Directions for this task:
Reproduce the full listing below unchanged, apart from the pictures.
— Start of Data rows —
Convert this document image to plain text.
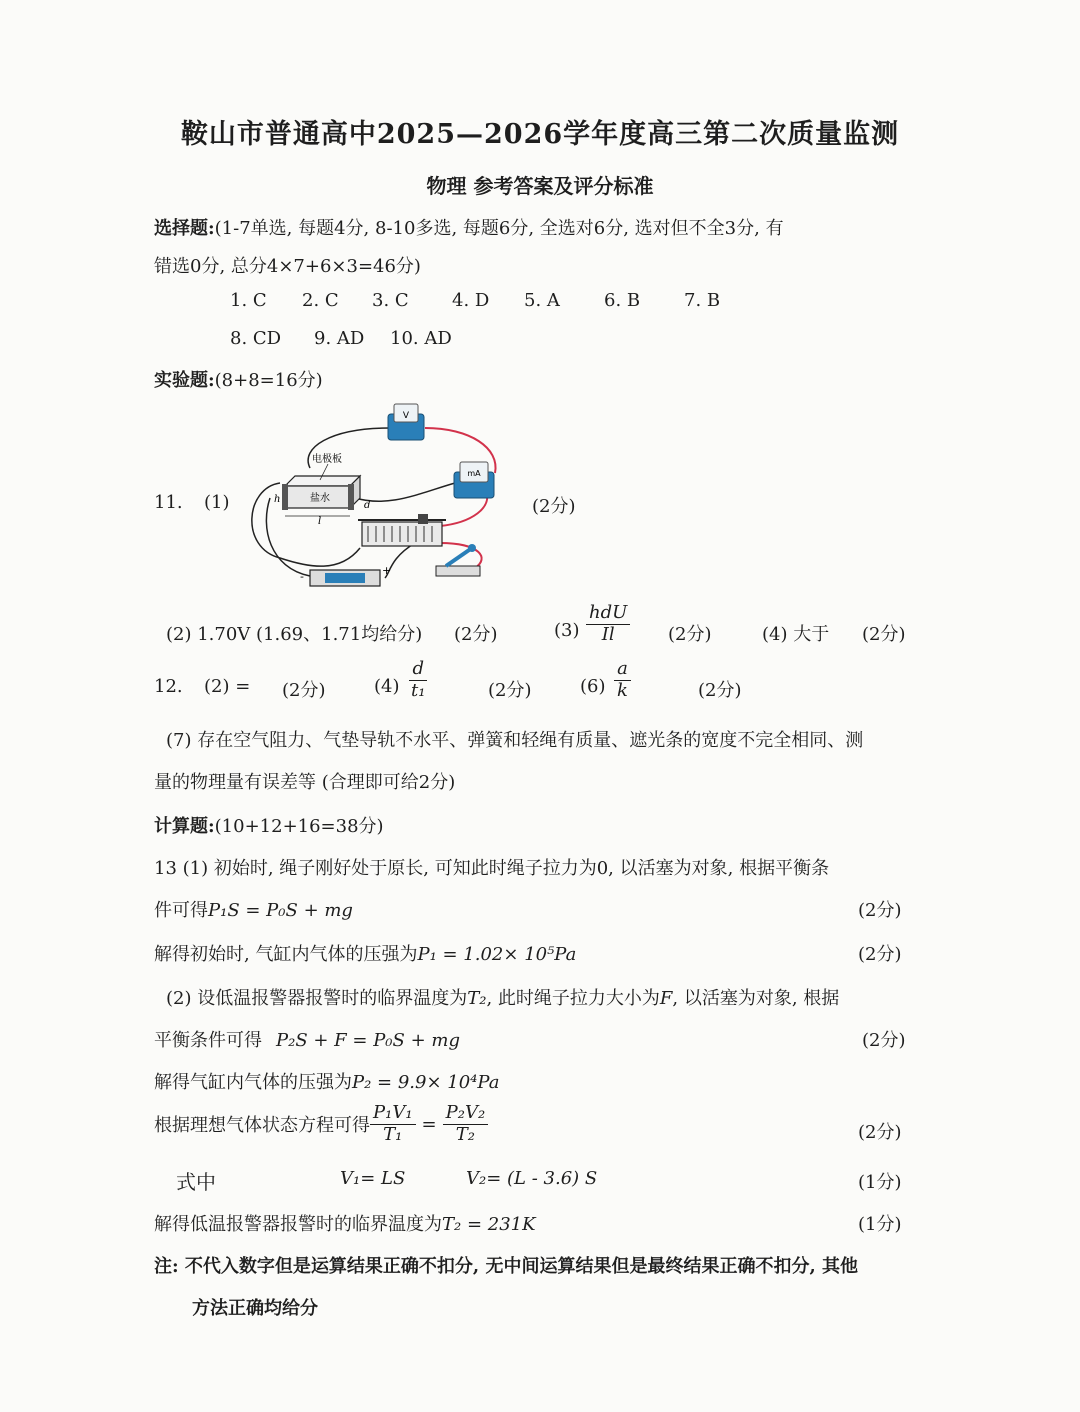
鞍山市普通高中2025—2026学年度高三第二次质量监测
物理 参考答案及评分标准
选择题:(1-7单选, 每题4分, 8-10多选, 每题6分, 全选对6分, 选对但不全3分, 有
错选0分, 总分4×7+6×3=46分)
1. C 2. C 3. C 4. D 5. A 6. B 7. B
8. CD 9. AD 10. AD
实验题:(8+8=16分)
11. (1)	(2分)
V
mA
电极板
盐水
l
d
h
-	+
(2) 1.70V (1.69、1.71均给分) (2分)	$(3) \frac{\text{hdU}}{Il} (2$分)	(4) 大于 (2分)
12. (2) = (2分)	$(4) \frac{d}{\text{t₁}}$	(2分)	$(6) \frac{a}{k}$	(2分)
(7) 存在空气阻力、气垫导轨不水平、弹簧和轻绳有质量、遮光条的宽度不完全相同、测
量的物理量有误差等 (合理即可给2分)
计算题:(10+12+16=38分)
13 (1) 初始时, 绳子刚好处于原长, 可知此时绳子拉力为0, 以活塞为对象, 根据平衡条
件可得P₁S = P₀S + mg	(2分)
解得初始时, 气缸内气体的压强为P₁ = 1.02× 10⁵Pa	(2分)
(2) 设低温报警器报警时的临界温度为T₂, 此时绳子拉力大小为F, 以活塞为对象, 根据
平衡条件可得 P₂S + F = P₀S + mg	(2分)
解得气缸内气体的压强为P₂ = 9.9× 10⁴Pa
根据理想气体状态方程可得 $\frac{\text{P₁V₁}}{\text{T₁}} = \frac{\text{P₂V₂}}{\text{T₂}}$	(2分)
式中	V₁= LS	V₂= (L - 3.6) S	(1分)
解得低温报警器报警时的临界温度为T₂ = 231K	(1分)
注: 不代入数字但是运算结果正确不扣分, 无中间运算结果但是最终结果正确不扣分, 其他
方法正确均给分
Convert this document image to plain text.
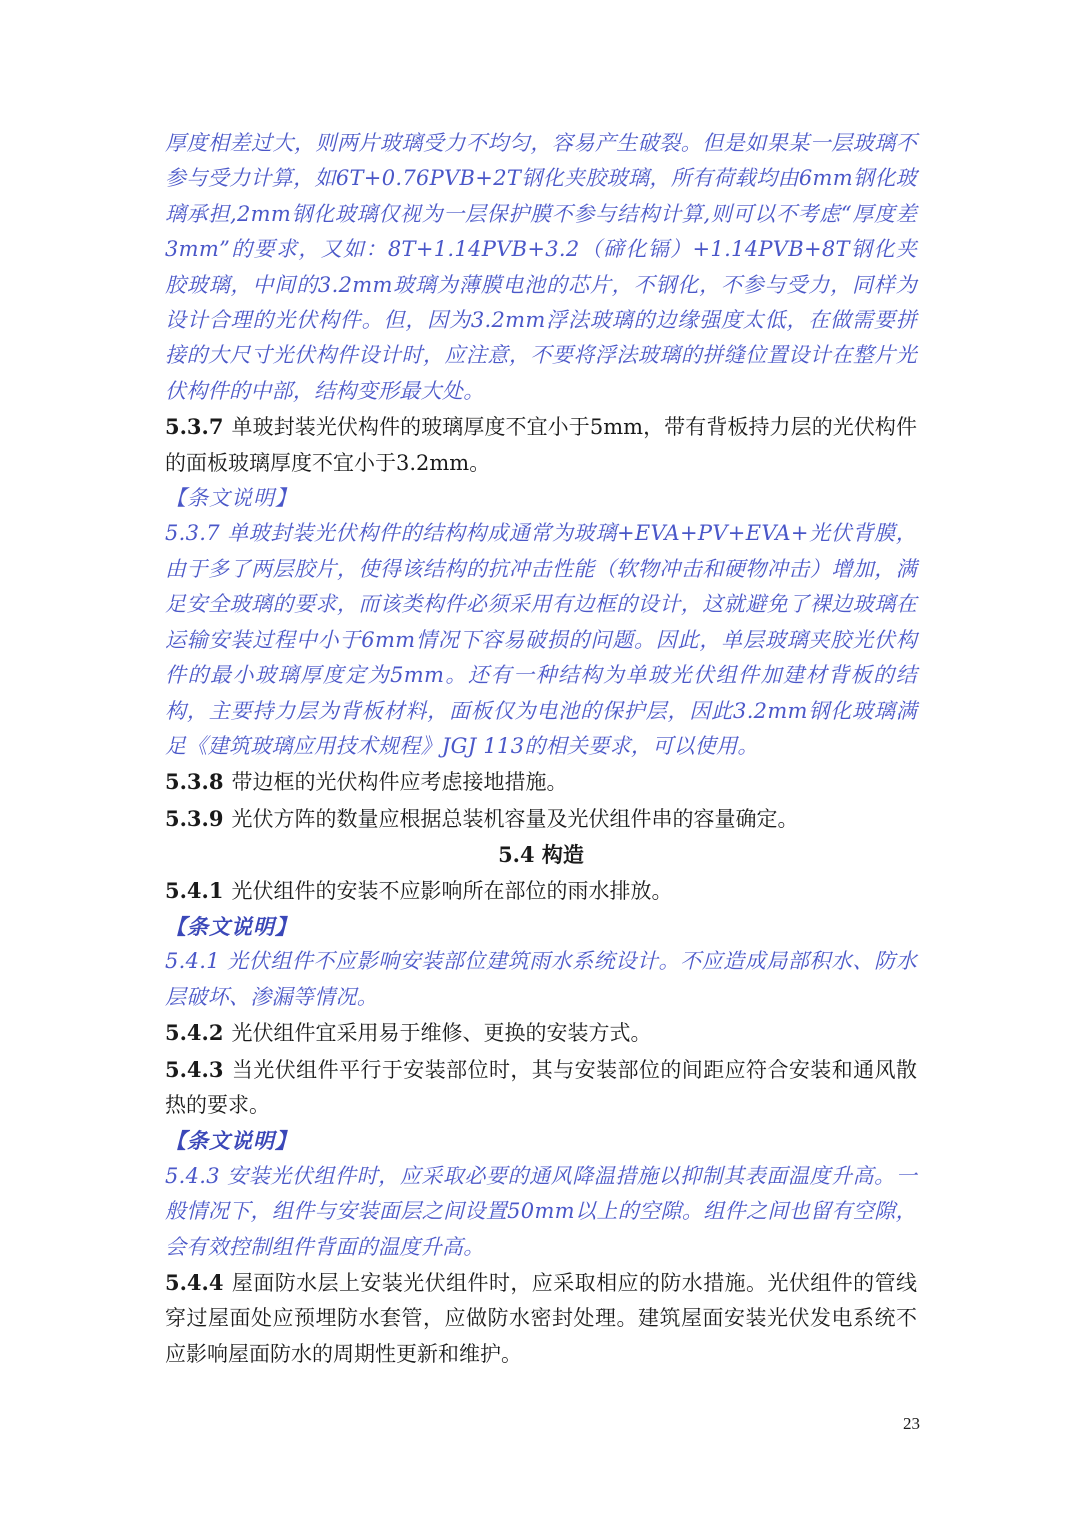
厚度相差过大，则两片玻璃受力不均匀，容易产生破裂。但是如果某一层玻璃不参与受力计算，如6T+0.76PVB+2T钢化夹胶玻璃，所有荷载均由6mm钢化玻璃承担,2mm钢化玻璃仅视为一层保护膜不参与结构计算,则可以不考虑“厚度差3mm”的要求，又如：8T+1.14PVB+3.2（碲化镉）+1.14PVB+8T钢化夹胶玻璃，中间的3.2mm玻璃为薄膜电池的芯片，不钢化，不参与受力，同样为设计合理的光伏构件。但，因为3.2mm浮法玻璃的边缘强度太低，在做需要拼接的大尺寸光伏构件设计时，应注意，不要将浮法玻璃的拼缝位置设计在整片光伏构件的中部，结构变形最大处。

5.3.7 单玻封装光伏构件的玻璃厚度不宜小于5mm，带有背板持力层的光伏构件的面板玻璃厚度不宜小于3.2mm。

【条文说明】

5.3.7 单玻封装光伏构件的结构构成通常为玻璃+EVA+PV+EVA+光伏背膜，由于多了两层胶片，使得该结构的抗冲击性能（软物冲击和硬物冲击）增加，满足安全玻璃的要求，而该类构件必须采用有边框的设计，这就避免了裸边玻璃在运输安装过程中小于6mm情况下容易破损的问题。因此，单层玻璃夹胶光伏构件的最小玻璃厚度定为5mm。还有一种结构为单玻光伏组件加建材背板的结构，主要持力层为背板材料，面板仅为电池的保护层，因此3.2mm钢化玻璃满足《建筑玻璃应用技术规程》JGJ 113的相关要求，可以使用。

5.3.8 带边框的光伏构件应考虑接地措施。

5.3.9 光伏方阵的数量应根据总装机容量及光伏组件串的容量确定。

5.4 构造

5.4.1 光伏组件的安装不应影响所在部位的雨水排放。

【条文说明】

5.4.1 光伏组件不应影响安装部位建筑雨水系统设计。不应造成局部积水、防水层破坏、渗漏等情况。

5.4.2 光伏组件宜采用易于维修、更换的安装方式。

5.4.3 当光伏组件平行于安装部位时，其与安装部位的间距应符合安装和通风散热的要求。

【条文说明】

5.4.3 安装光伏组件时，应采取必要的通风降温措施以抑制其表面温度升高。一般情况下，组件与安装面层之间设置50mm以上的空隙。组件之间也留有空隙，会有效控制组件背面的温度升高。

5.4.4 屋面防水层上安装光伏组件时，应采取相应的防水措施。光伏组件的管线穿过屋面处应预埋防水套管，应做防水密封处理。建筑屋面安装光伏发电系统不应影响屋面防水的周期性更新和维护。

23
— End of Data rows —
Exercise output:
Convert this document image to plain text.
鞍山市普通高中2025—2026学年度高三第二次质量监测
物理 参考答案及评分标准
选择题:(1-7单选, 每题4分, 8-10多选, 每题6分, 全选对6分, 选对但不全3分, 有
错选0分, 总分4×7+6×3=46分)
1. C 2. C 3. C 4. D 5. A 6. B 7. B
8. CD 9. AD 10. AD
实验题:(8+8=16分)
11. (1)	(2分)
V
mA
电极板
盐水
l
d
h
-	+
(2) 1.70V (1.69、1.71均给分) (2分)	$(3) \frac{\text{hdU}}{Il} (2$分)	(4) 大于 (2分)
12. (2) = (2分)	$(4) \frac{d}{\text{t₁}}$	(2分)	$(6) \frac{a}{k}$	(2分)
(7) 存在空气阻力、气垫导轨不水平、弹簧和轻绳有质量、遮光条的宽度不完全相同、测
量的物理量有误差等 (合理即可给2分)
计算题:(10+12+16=38分)
13 (1) 初始时, 绳子刚好处于原长, 可知此时绳子拉力为0, 以活塞为对象, 根据平衡条
件可得P₁S = P₀S + mg	(2分)
解得初始时, 气缸内气体的压强为P₁ = 1.02× 10⁵Pa	(2分)
(2) 设低温报警器报警时的临界温度为T₂, 此时绳子拉力大小为F, 以活塞为对象, 根据
平衡条件可得 P₂S + F = P₀S + mg	(2分)
解得气缸内气体的压强为P₂ = 9.9× 10⁴Pa
根据理想气体状态方程可得 $\frac{\text{P₁V₁}}{\text{T₁}} = \frac{\text{P₂V₂}}{\text{T₂}}$	(2分)
式中	V₁= LS	V₂= (L - 3.6) S	(1分)
解得低温报警器报警时的临界温度为T₂ = 231K	(1分)
注: 不代入数字但是运算结果正确不扣分, 无中间运算结果但是最终结果正确不扣分, 其他
方法正确均给分
Convert this document image to plain text.
厚度相差过大，则两片玻璃受力不均匀，容易产生破裂。但是如果某一层玻璃不参与受力计算，如6T+0.76PVB+2T钢化夹胶玻璃，所有荷载均由6mm钢化玻璃承担,2mm钢化玻璃仅视为一层保护膜不参与结构计算,则可以不考虑“厚度差3mm”的要求，又如：8T+1.14PVB+3.2（碲化镉）+1.14PVB+8T钢化夹胶玻璃，中间的3.2mm玻璃为薄膜电池的芯片，不钢化，不参与受力，同样为设计合理的光伏构件。但，因为3.2mm浮法玻璃的边缘强度太低，在做需要拼接的大尺寸光伏构件设计时，应注意，不要将浮法玻璃的拼缝位置设计在整片光伏构件的中部，结构变形最大处。

5.3.7 单玻封装光伏构件的玻璃厚度不宜小于5mm，带有背板持力层的光伏构件的面板玻璃厚度不宜小于3.2mm。

【条文说明】

5.3.7 单玻封装光伏构件的结构构成通常为玻璃+EVA+PV+EVA+光伏背膜，由于多了两层胶片，使得该结构的抗冲击性能（软物冲击和硬物冲击）增加，满足安全玻璃的要求，而该类构件必须采用有边框的设计，这就避免了裸边玻璃在运输安装过程中小于6mm情况下容易破损的问题。因此，单层玻璃夹胶光伏构件的最小玻璃厚度定为5mm。还有一种结构为单玻光伏组件加建材背板的结构，主要持力层为背板材料，面板仅为电池的保护层，因此3.2mm钢化玻璃满足《建筑玻璃应用技术规程》JGJ 113的相关要求，可以使用。

5.3.8 带边框的光伏构件应考虑接地措施。

5.3.9 光伏方阵的数量应根据总装机容量及光伏组件串的容量确定。

5.4 构造

5.4.1 光伏组件的安装不应影响所在部位的雨水排放。

【条文说明】

5.4.1 光伏组件不应影响安装部位建筑雨水系统设计。不应造成局部积水、防水层破坏、渗漏等情况。

5.4.2 光伏组件宜采用易于维修、更换的安装方式。

5.4.3 当光伏组件平行于安装部位时，其与安装部位的间距应符合安装和通风散热的要求。

【条文说明】

5.4.3 安装光伏组件时，应采取必要的通风降温措施以抑制其表面温度升高。一般情况下，组件与安装面层之间设置50mm以上的空隙。组件之间也留有空隙，会有效控制组件背面的温度升高。

5.4.4 屋面防水层上安装光伏组件时，应采取相应的防水措施。光伏组件的管线穿过屋面处应预埋防水套管，应做防水密封处理。建筑屋面安装光伏发电系统不应影响屋面防水的周期性更新和维护。

23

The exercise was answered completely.